#### [Page excerpt]

Rubenstein Center Scholarship
Anti-War Protests of the 1960s-70s
The Vietnam anti-war movement was one of the most pervasive displays of opposition to the government policy in modern times. Protests raged all over the country. San Francisco, New York, Oakland, and Berkeley were all demonstration hubs, especially during the height of the war in the late 1960s and early 1970s. But Washington, D.C. remained one of the most visible stages for this mass dissent of the government’s decisions regarding the war. For example, the White House response that the war was going well after the Tet Offensive in 1968 began to be doubted. All throughout the movement people congregated on the Ellipse, the foot of the U.S. Capitol, and the National Mall by the thousands.
Protesters also used a far more personal venue. Lafayette Park, as the front yard of the White House, played an integral role in bringing the government and the people within reach of each other. The president could not ignore what the people were saying.

#### [What this exercise asks]
1. Based on the text about the 1960s-70s anti-war protests, state whether each statement agrees with it: (a) Washington, D.C. was one of the most visible stages for the dissent; (b) people gathered on the Ellipse only in the early 1970s; (c) Lafayette Park is described as the front yard of the White House. Answer each with yes or no and quote the deciding words.
2. Pick up the text about the 1960s-70s anti-war protests after its final sentence and write the next passage.

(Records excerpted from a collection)
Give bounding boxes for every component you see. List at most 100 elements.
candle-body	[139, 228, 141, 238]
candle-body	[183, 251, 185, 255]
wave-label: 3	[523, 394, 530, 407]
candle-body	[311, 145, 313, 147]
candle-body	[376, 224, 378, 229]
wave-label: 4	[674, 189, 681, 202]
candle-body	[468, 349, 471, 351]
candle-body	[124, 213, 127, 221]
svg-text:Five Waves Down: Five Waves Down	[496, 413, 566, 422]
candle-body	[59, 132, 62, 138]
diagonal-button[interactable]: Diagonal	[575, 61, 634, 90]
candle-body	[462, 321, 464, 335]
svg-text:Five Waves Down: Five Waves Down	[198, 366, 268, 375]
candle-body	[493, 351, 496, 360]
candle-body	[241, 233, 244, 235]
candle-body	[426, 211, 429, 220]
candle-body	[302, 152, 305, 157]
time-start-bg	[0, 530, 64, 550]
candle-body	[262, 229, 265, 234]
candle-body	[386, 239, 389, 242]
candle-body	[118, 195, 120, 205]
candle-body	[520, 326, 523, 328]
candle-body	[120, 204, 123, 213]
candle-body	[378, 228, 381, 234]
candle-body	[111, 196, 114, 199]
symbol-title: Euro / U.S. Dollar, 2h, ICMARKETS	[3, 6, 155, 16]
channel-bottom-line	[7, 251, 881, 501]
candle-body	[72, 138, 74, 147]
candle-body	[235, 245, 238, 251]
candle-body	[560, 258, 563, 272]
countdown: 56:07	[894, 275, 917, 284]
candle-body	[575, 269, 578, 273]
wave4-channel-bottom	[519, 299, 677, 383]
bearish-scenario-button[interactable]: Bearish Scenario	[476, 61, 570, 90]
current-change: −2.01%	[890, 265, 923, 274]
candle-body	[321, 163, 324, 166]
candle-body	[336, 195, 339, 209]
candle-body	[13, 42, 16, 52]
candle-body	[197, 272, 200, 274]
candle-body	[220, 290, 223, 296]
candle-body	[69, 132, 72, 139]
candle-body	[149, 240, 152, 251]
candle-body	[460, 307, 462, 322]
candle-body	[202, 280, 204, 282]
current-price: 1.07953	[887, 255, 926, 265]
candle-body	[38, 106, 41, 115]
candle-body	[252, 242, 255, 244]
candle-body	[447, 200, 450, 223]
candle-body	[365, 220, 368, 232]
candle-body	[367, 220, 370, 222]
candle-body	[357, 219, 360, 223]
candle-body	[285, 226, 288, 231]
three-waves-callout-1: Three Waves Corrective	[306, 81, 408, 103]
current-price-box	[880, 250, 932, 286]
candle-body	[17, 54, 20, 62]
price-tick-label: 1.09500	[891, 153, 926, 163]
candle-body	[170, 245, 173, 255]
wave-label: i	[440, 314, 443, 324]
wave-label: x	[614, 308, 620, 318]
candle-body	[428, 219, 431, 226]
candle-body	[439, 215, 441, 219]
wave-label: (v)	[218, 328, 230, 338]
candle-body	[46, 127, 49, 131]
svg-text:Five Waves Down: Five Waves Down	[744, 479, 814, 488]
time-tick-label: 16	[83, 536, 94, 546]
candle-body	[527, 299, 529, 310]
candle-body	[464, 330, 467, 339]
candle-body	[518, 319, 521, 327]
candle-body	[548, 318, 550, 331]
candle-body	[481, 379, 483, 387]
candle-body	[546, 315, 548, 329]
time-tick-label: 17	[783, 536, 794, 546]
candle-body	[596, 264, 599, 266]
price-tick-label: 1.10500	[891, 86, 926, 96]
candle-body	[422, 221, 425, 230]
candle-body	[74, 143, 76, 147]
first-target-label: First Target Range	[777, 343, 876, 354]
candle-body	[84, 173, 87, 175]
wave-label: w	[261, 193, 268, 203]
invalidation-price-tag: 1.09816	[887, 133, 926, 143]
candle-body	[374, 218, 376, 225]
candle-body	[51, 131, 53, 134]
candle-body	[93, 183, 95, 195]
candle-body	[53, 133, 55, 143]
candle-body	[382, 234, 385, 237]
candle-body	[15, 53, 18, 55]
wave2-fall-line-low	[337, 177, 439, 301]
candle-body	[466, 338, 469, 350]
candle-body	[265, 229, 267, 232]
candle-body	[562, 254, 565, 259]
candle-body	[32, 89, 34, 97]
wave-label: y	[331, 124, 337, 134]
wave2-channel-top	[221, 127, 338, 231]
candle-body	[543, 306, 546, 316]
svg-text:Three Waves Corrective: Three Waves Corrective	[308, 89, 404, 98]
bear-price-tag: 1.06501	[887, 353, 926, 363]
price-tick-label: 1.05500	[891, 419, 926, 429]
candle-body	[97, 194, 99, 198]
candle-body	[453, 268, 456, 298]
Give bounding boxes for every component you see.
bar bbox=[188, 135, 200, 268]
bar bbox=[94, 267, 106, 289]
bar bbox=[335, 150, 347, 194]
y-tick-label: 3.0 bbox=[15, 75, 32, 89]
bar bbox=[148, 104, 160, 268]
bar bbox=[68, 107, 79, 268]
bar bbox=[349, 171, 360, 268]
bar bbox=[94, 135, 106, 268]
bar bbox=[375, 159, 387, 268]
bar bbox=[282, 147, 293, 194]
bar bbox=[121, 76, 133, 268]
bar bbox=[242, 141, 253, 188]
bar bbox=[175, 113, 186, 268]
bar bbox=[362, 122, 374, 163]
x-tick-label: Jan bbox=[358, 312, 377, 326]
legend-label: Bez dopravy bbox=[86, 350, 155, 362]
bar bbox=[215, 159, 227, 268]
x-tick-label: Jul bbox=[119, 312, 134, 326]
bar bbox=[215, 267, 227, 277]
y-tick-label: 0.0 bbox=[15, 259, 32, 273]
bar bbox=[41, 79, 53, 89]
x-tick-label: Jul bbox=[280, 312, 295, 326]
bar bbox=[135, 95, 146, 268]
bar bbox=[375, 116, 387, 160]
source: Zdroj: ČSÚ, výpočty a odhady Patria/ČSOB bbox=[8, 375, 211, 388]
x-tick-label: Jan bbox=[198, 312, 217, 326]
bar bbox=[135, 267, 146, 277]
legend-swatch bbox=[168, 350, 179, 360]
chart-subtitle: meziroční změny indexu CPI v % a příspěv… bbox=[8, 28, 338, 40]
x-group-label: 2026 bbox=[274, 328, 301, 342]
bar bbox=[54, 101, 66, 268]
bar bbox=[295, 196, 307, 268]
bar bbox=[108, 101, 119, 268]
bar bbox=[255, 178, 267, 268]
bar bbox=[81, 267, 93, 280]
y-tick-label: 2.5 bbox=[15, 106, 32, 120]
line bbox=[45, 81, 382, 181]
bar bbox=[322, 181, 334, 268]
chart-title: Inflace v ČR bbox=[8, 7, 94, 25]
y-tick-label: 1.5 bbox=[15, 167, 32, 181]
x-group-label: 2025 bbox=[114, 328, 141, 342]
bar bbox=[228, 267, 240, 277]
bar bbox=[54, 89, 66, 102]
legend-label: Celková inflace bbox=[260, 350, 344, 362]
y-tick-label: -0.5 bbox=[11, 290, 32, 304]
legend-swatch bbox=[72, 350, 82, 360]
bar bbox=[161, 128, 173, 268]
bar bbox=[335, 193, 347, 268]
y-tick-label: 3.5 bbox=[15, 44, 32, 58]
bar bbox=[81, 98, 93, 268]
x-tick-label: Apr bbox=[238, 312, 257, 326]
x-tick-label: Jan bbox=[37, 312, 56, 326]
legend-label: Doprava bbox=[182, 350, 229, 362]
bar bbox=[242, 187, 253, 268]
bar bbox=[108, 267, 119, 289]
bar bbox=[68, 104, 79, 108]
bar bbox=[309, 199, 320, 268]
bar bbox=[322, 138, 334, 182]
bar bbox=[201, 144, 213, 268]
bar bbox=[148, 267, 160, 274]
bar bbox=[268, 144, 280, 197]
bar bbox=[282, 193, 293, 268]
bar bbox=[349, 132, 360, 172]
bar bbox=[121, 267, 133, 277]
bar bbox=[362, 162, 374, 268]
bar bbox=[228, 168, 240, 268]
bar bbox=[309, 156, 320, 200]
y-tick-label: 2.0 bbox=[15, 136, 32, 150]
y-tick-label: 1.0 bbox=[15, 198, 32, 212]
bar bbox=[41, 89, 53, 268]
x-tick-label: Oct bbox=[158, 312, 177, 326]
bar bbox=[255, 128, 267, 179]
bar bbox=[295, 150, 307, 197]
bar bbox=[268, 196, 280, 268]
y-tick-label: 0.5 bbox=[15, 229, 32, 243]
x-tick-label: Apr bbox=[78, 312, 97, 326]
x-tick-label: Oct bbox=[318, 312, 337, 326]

#### [Expected responses]
1.
(a) Yes: "But Washington, D.C. remained one of the most visible stages for this mass dissent of the government’s decisions regarding the war."
(b) No: "All throughout the movement people congregated on the Ellipse, the foot of the U.S. Capitol, and the National Mall by the thousands."
(c) Yes: "Lafayette Park, as the front yard of the White House, played an integral role in bringing the government and the people within reach of each other."

2.
The Mayday Protest in 1971 is a prime example of how citizens used the nation’s capital as the ground on which to stage their disapproval. Activists planned to shut down the city completely, handicapping the government and making it impossible for it to function. Protesters camped out in masses on the edges of downtown Washington on May 2, 1971. They chose this place so they would be able to spread out along the entrances to the city as quickly as possible the next day. Traffic was stopped, at least for a few hours, and although it angered some commuters, no one could disregard the strength of the movement. CIA director Richard Helms remarked that Mayday was “one of the things that was putting increasing pressure on the [Nixon] administration to try and find some way to get out of the war.”